[Records about charts and figures]
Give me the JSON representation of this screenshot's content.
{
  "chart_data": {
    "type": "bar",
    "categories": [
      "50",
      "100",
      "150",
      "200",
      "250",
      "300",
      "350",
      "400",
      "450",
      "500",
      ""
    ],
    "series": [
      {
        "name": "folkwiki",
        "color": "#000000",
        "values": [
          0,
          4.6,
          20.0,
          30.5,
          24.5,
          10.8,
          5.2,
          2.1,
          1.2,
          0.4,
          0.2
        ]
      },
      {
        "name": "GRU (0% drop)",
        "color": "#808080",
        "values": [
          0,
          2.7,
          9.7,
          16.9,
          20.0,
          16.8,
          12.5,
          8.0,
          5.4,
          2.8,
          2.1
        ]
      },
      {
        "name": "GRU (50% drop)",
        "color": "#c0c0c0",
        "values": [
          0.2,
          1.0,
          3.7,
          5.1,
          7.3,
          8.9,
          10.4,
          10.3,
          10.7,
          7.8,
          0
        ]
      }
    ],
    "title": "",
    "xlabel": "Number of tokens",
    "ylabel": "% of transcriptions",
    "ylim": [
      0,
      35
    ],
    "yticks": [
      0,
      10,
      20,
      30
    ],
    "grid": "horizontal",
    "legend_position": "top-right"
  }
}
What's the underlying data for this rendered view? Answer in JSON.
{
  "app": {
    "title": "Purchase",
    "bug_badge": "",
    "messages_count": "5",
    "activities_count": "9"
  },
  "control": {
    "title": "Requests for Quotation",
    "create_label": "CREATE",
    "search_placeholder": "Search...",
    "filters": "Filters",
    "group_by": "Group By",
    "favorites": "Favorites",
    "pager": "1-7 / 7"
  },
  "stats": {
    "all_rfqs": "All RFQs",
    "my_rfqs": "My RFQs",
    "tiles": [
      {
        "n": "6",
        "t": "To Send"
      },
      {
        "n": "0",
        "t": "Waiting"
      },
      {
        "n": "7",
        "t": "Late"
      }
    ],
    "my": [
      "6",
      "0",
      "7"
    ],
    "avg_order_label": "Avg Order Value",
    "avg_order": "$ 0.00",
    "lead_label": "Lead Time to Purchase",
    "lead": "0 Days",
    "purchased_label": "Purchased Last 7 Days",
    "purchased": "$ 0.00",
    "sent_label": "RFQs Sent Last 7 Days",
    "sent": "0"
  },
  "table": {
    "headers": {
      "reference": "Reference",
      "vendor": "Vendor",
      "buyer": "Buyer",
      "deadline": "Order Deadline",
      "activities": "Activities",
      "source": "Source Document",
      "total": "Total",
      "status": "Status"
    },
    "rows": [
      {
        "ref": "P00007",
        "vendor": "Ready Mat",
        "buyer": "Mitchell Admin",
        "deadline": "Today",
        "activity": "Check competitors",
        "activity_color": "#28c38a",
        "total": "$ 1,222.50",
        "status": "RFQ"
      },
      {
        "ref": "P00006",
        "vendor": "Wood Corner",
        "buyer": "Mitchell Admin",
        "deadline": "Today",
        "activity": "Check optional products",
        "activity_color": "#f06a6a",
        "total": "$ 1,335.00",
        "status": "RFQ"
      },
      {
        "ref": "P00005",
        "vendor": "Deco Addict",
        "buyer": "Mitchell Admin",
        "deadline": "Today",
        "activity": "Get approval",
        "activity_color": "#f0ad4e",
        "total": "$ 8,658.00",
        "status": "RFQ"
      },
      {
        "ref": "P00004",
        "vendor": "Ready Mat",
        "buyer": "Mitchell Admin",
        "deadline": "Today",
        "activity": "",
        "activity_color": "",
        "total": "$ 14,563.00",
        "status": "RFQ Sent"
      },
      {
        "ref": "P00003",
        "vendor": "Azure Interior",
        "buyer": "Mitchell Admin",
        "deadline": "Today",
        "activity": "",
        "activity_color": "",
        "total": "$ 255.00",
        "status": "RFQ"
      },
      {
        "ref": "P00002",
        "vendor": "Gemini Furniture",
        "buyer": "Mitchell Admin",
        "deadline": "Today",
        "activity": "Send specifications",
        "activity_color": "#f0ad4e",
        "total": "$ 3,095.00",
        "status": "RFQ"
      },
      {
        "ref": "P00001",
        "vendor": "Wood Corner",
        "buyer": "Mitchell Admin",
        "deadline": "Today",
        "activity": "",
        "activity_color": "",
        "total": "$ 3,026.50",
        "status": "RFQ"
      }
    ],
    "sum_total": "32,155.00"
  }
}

→ Aim
Give the listing above again, word for word.

→ Task solution
Give me the JSON representation of this screenshot's content.
{
  "chart_data": {
    "type": "bar",
    "categories": [
      "50",
      "100",
      "150",
      "200",
      "250",
      "300",
      "350",
      "400",
      "450",
      "500",
      ""
    ],
    "series": [
      {
        "name": "folkwiki",
        "color": "#000000",
        "values": [
          0,
          4.6,
          20.0,
          30.5,
          24.5,
          10.8,
          5.2,
          2.1,
          1.2,
          0.4,
          0.2
        ]
      },
      {
        "name": "GRU (0% drop)",
        "color": "#808080",
        "values": [
          0,
          2.7,
          9.7,
          16.9,
          20.0,
          16.8,
          12.5,
          8.0,
          5.4,
          2.8,
          2.1
        ]
      },
      {
        "name": "GRU (50% drop)",
        "color": "#c0c0c0",
        "values": [
          0.2,
          1.0,
          3.7,
          5.1,
          7.3,
          8.9,
          10.4,
          10.3,
          10.7,
          7.8,
          0
        ]
      }
    ],
    "title": "",
    "xlabel": "Number of tokens",
    "ylabel": "% of transcriptions",
    "ylim": [
      0,
      35
    ],
    "yticks": [
      0,
      10,
      20,
      30
    ],
    "grid": "horizontal",
    "legend_position": "top-right"
  }
}
What's the underlying data for this rendered view? Answer in JSON.
{
  "app": {
    "title": "Purchase",
    "bug_badge": "",
    "messages_count": "5",
    "activities_count": "9"
  },
  "control": {
    "title": "Requests for Quotation",
    "create_label": "CREATE",
    "search_placeholder": "Search...",
    "filters": "Filters",
    "group_by": "Group By",
    "favorites": "Favorites",
    "pager": "1-7 / 7"
  },
  "stats": {
    "all_rfqs": "All RFQs",
    "my_rfqs": "My RFQs",
    "tiles": [
      {
        "n": "6",
        "t": "To Send"
      },
      {
        "n": "0",
        "t": "Waiting"
      },
      {
        "n": "7",
        "t": "Late"
      }
    ],
    "my": [
      "6",
      "0",
      "7"
    ],
    "avg_order_label": "Avg Order Value",
    "avg_order": "$ 0.00",
    "lead_label": "Lead Time to Purchase",
    "lead": "0 Days",
    "purchased_label": "Purchased Last 7 Days",
    "purchased": "$ 0.00",
    "sent_label": "RFQs Sent Last 7 Days",
    "sent": "0"
  },
  "table": {
    "headers": {
      "reference": "Reference",
      "vendor": "Vendor",
      "buyer": "Buyer",
      "deadline": "Order Deadline",
      "activities": "Activities",
      "source": "Source Document",
      "total": "Total",
      "status": "Status"
    },
    "rows": [
      {
        "ref": "P00007",
        "vendor": "Ready Mat",
        "buyer": "Mitchell Admin",
        "deadline": "Today",
        "activity": "Check competitors",
        "activity_color": "#28c38a",
        "total": "$ 1,222.50",
        "status": "RFQ"
      },
      {
        "ref": "P00006",
        "vendor": "Wood Corner",
        "buyer": "Mitchell Admin",
        "deadline": "Today",
        "activity": "Check optional products",
        "activity_color": "#f06a6a",
        "total": "$ 1,335.00",
        "status": "RFQ"
      },
      {
        "ref": "P00005",
        "vendor": "Deco Addict",
        "buyer": "Mitchell Admin",
        "deadline": "Today",
        "activity": "Get approval",
        "activity_color": "#f0ad4e",
        "total": "$ 8,658.00",
        "status": "RFQ"
      },
      {
        "ref": "P00004",
        "vendor": "Ready Mat",
        "buyer": "Mitchell Admin",
        "deadline": "Today",
        "activity": "",
        "activity_color": "",
        "total": "$ 14,563.00",
        "status": "RFQ Sent"
      },
      {
        "ref": "P00003",
        "vendor": "Azure Interior",
        "buyer": "Mitchell Admin",
        "deadline": "Today",
        "activity": "",
        "activity_color": "",
        "total": "$ 255.00",
        "status": "RFQ"
      },
      {
        "ref": "P00002",
        "vendor": "Gemini Furniture",
        "buyer": "Mitchell Admin",
        "deadline": "Today",
        "activity": "Send specifications",
        "activity_color": "#f0ad4e",
        "total": "$ 3,095.00",
        "status": "RFQ"
      },
      {
        "ref": "P00001",
        "vendor": "Wood Corner",
        "buyer": "Mitchell Admin",
        "deadline": "Today",
        "activity": "",
        "activity_color": "",
        "total": "$ 3,026.50",
        "status": "RFQ"
      }
    ],
    "sum_total": "32,155.00"
  }
}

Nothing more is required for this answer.